(Items from a figure collection)
──────────────────────────────
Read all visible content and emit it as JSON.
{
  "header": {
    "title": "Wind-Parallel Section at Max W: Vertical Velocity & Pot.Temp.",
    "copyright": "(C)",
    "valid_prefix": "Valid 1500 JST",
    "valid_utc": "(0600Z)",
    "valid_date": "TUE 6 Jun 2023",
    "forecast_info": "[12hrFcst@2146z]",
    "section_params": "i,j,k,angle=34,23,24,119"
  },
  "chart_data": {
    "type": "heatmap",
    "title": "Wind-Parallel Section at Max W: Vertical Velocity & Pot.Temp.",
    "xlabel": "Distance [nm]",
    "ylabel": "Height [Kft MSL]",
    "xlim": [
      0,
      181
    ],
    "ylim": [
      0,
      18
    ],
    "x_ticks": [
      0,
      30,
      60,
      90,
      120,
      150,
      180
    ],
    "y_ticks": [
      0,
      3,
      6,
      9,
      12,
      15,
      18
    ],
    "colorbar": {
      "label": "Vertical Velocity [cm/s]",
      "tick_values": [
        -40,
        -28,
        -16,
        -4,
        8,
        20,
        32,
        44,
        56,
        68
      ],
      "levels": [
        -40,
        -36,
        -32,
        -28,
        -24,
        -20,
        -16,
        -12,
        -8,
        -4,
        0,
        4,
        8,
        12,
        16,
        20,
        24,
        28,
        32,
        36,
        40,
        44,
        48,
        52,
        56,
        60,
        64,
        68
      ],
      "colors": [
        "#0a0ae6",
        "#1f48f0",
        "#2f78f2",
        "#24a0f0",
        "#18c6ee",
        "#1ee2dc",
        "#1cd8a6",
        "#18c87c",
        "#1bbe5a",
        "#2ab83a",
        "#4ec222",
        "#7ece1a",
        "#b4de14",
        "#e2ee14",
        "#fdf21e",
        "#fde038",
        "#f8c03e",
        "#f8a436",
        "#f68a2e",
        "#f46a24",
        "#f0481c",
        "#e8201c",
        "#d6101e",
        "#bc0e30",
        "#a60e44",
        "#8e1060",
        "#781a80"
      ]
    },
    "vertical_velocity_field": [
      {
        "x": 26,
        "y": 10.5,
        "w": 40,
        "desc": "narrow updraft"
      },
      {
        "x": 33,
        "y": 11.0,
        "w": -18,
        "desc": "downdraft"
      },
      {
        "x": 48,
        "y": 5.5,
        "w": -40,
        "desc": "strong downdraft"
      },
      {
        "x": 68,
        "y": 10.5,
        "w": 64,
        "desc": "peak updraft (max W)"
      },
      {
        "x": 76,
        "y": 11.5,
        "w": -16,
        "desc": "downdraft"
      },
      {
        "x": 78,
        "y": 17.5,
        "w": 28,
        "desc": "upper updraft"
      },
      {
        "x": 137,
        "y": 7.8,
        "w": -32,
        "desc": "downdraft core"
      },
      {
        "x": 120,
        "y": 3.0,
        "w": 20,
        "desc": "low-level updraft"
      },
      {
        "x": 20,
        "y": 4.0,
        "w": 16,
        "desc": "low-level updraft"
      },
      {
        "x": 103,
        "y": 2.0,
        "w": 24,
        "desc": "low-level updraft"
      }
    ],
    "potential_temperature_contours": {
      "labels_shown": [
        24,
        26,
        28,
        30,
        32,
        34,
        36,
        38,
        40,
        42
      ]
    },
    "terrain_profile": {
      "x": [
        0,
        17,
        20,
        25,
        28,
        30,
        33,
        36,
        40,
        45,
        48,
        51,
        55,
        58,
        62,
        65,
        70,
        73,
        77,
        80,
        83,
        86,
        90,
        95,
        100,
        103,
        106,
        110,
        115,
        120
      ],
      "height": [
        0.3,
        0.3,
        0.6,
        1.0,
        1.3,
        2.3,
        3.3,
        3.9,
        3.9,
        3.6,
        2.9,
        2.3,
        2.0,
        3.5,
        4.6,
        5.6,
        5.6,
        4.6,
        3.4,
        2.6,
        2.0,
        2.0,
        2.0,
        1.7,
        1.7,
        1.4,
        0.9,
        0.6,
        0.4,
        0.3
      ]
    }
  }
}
──────────────────────────────
**What the task asks**
Filter the records for lines holding the string "desc". Copy each one.

**Output of the exercise**
        "desc": "narrow updraft"
        "desc": "downdraft"
        "desc": "strong downdraft"
        "desc": "peak updraft (max W)"
        "desc": "downdraft"
        "desc": "upper updraft"
        "desc": "downdraft core"
        "desc": "low-level updraft"
        "desc": "low-level updraft"
        "desc": "low-level updraft"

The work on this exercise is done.